- [WHAT IS ASKED]:
Skip the images and copy each record exactly as written.

- [PROVIDED DATA]:
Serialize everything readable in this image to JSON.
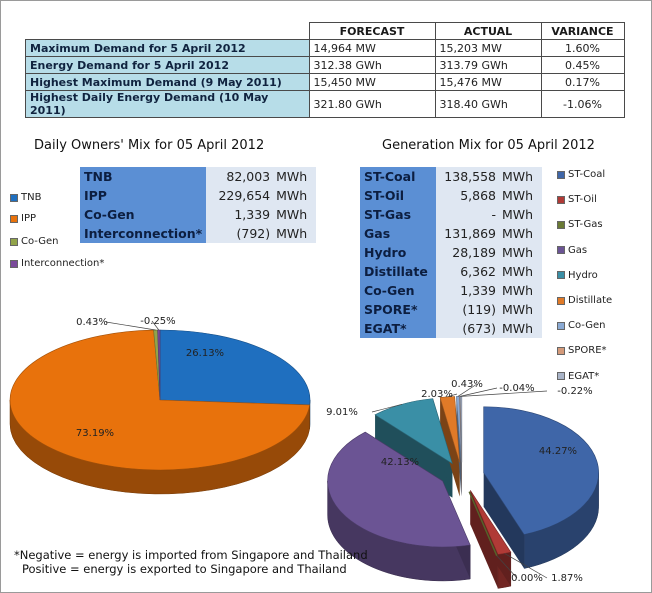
{
  "summary": {
    "headers": [
      "",
      "FORECAST",
      "ACTUAL",
      "VARIANCE"
    ],
    "rows": [
      {
        "label": "Maximum Demand for 5 April 2012",
        "forecast": "14,964  MW",
        "actual": "15,203  MW",
        "variance": "1.60%"
      },
      {
        "label": "Energy Demand for 5 April 2012",
        "forecast": "312.38  GWh",
        "actual": "313.79  GWh",
        "variance": "0.45%"
      },
      {
        "label": "Highest Maximum Demand (9 May 2011)",
        "forecast": "15,450  MW",
        "actual": "15,476  MW",
        "variance": "0.17%"
      },
      {
        "label": "Highest Daily Energy Demand (10 May 2011)",
        "forecast": "321.80  GWh",
        "actual": "318.40  GWh",
        "variance": "-1.06%"
      }
    ]
  },
  "owners": {
    "title": "Daily Owners' Mix for 05 April 2012",
    "unit": "MWh",
    "rows": [
      {
        "name": "TNB",
        "value": "82,003"
      },
      {
        "name": "IPP",
        "value": "229,654"
      },
      {
        "name": "Co-Gen",
        "value": "1,339"
      },
      {
        "name": "Interconnection*",
        "value": "(792)"
      }
    ]
  },
  "generation": {
    "title": "Generation Mix for 05 April 2012",
    "unit": "MWh",
    "rows": [
      {
        "name": "ST-Coal",
        "value": "138,558"
      },
      {
        "name": "ST-Oil",
        "value": "5,868"
      },
      {
        "name": "ST-Gas",
        "value": "-"
      },
      {
        "name": "Gas",
        "value": "131,869"
      },
      {
        "name": "Hydro",
        "value": "28,189"
      },
      {
        "name": "Distillate",
        "value": "6,362"
      },
      {
        "name": "Co-Gen",
        "value": "1,339"
      },
      {
        "name": "SPORE*",
        "value": "(119)"
      },
      {
        "name": "EGAT*",
        "value": "(673)"
      }
    ]
  },
  "notes": {
    "line1": "*Negative = energy is imported from Singapore and Thailand",
    "line2": "Positive = energy is exported to Singapore and Thailand"
  },
  "chart_data": [
    {
      "type": "pie",
      "title": "Daily Owners' Mix for 05 April 2012",
      "legend_position": "left",
      "slices": [
        {
          "name": "TNB",
          "value": 26.13,
          "label": "26.13%",
          "color": "#1f6fbf"
        },
        {
          "name": "IPP",
          "value": 73.19,
          "label": "73.19%",
          "color": "#e8720c"
        },
        {
          "name": "Co-Gen",
          "value": 0.43,
          "label": "0.43%",
          "color": "#92a44a"
        },
        {
          "name": "Interconnection*",
          "value": 0.25,
          "label": "-0.25%",
          "color": "#7a4a9a"
        }
      ]
    },
    {
      "type": "pie",
      "title": "Generation Mix for 05 April 2012",
      "legend_position": "right",
      "slices": [
        {
          "name": "ST-Coal",
          "value": 44.27,
          "label": "44.27%",
          "color": "#3f66a8"
        },
        {
          "name": "ST-Oil",
          "value": 1.87,
          "label": "1.87%",
          "color": "#b03a36"
        },
        {
          "name": "ST-Gas",
          "value": 0.0,
          "label": "0.00%",
          "color": "#6a7a34"
        },
        {
          "name": "Gas",
          "value": 42.13,
          "label": "42.13%",
          "color": "#6b5494"
        },
        {
          "name": "Hydro",
          "value": 9.01,
          "label": "9.01%",
          "color": "#3a8fa6"
        },
        {
          "name": "Distillate",
          "value": 2.03,
          "label": "2.03%",
          "color": "#e07a28"
        },
        {
          "name": "Co-Gen",
          "value": 0.43,
          "label": "0.43%",
          "color": "#8aaad4"
        },
        {
          "name": "SPORE*",
          "value": 0.04,
          "label": "-0.04%",
          "color": "#d49a7a"
        },
        {
          "name": "EGAT*",
          "value": 0.22,
          "label": "-0.22%",
          "color": "#a9b4c8"
        }
      ]
    }
  ]
}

- [COMPLETED TASK]:
Serialize everything readable in this image to JSON.
{
  "summary": {
    "headers": [
      "",
      "FORECAST",
      "ACTUAL",
      "VARIANCE"
    ],
    "rows": [
      {
        "label": "Maximum Demand for 5 April 2012",
        "forecast": "14,964  MW",
        "actual": "15,203  MW",
        "variance": "1.60%"
      },
      {
        "label": "Energy Demand for 5 April 2012",
        "forecast": "312.38  GWh",
        "actual": "313.79  GWh",
        "variance": "0.45%"
      },
      {
        "label": "Highest Maximum Demand (9 May 2011)",
        "forecast": "15,450  MW",
        "actual": "15,476  MW",
        "variance": "0.17%"
      },
      {
        "label": "Highest Daily Energy Demand (10 May 2011)",
        "forecast": "321.80  GWh",
        "actual": "318.40  GWh",
        "variance": "-1.06%"
      }
    ]
  },
  "owners": {
    "title": "Daily Owners' Mix for 05 April 2012",
    "unit": "MWh",
    "rows": [
      {
        "name": "TNB",
        "value": "82,003"
      },
      {
        "name": "IPP",
        "value": "229,654"
      },
      {
        "name": "Co-Gen",
        "value": "1,339"
      },
      {
        "name": "Interconnection*",
        "value": "(792)"
      }
    ]
  },
  "generation": {
    "title": "Generation Mix for 05 April 2012",
    "unit": "MWh",
    "rows": [
      {
        "name": "ST-Coal",
        "value": "138,558"
      },
      {
        "name": "ST-Oil",
        "value": "5,868"
      },
      {
        "name": "ST-Gas",
        "value": "-"
      },
      {
        "name": "Gas",
        "value": "131,869"
      },
      {
        "name": "Hydro",
        "value": "28,189"
      },
      {
        "name": "Distillate",
        "value": "6,362"
      },
      {
        "name": "Co-Gen",
        "value": "1,339"
      },
      {
        "name": "SPORE*",
        "value": "(119)"
      },
      {
        "name": "EGAT*",
        "value": "(673)"
      }
    ]
  },
  "notes": {
    "line1": "*Negative = energy is imported from Singapore and Thailand",
    "line2": "Positive = energy is exported to Singapore and Thailand"
  },
  "chart_data": [
    {
      "type": "pie",
      "title": "Daily Owners' Mix for 05 April 2012",
      "legend_position": "left",
      "slices": [
        {
          "name": "TNB",
          "value": 26.13,
          "label": "26.13%",
          "color": "#1f6fbf"
        },
        {
          "name": "IPP",
          "value": 73.19,
          "label": "73.19%",
          "color": "#e8720c"
        },
        {
          "name": "Co-Gen",
          "value": 0.43,
          "label": "0.43%",
          "color": "#92a44a"
        },
        {
          "name": "Interconnection*",
          "value": 0.25,
          "label": "-0.25%",
          "color": "#7a4a9a"
        }
      ]
    },
    {
      "type": "pie",
      "title": "Generation Mix for 05 April 2012",
      "legend_position": "right",
      "slices": [
        {
          "name": "ST-Coal",
          "value": 44.27,
          "label": "44.27%",
          "color": "#3f66a8"
        },
        {
          "name": "ST-Oil",
          "value": 1.87,
          "label": "1.87%",
          "color": "#b03a36"
        },
        {
          "name": "ST-Gas",
          "value": 0.0,
          "label": "0.00%",
          "color": "#6a7a34"
        },
        {
          "name": "Gas",
          "value": 42.13,
          "label": "42.13%",
          "color": "#6b5494"
        },
        {
          "name": "Hydro",
          "value": 9.01,
          "label": "9.01%",
          "color": "#3a8fa6"
        },
        {
          "name": "Distillate",
          "value": 2.03,
          "label": "2.03%",
          "color": "#e07a28"
        },
        {
          "name": "Co-Gen",
          "value": 0.43,
          "label": "0.43%",
          "color": "#8aaad4"
        },
        {
          "name": "SPORE*",
          "value": 0.04,
          "label": "-0.04%",
          "color": "#d49a7a"
        },
        {
          "name": "EGAT*",
          "value": 0.22,
          "label": "-0.22%",
          "color": "#a9b4c8"
        }
      ]
    }
  ]
}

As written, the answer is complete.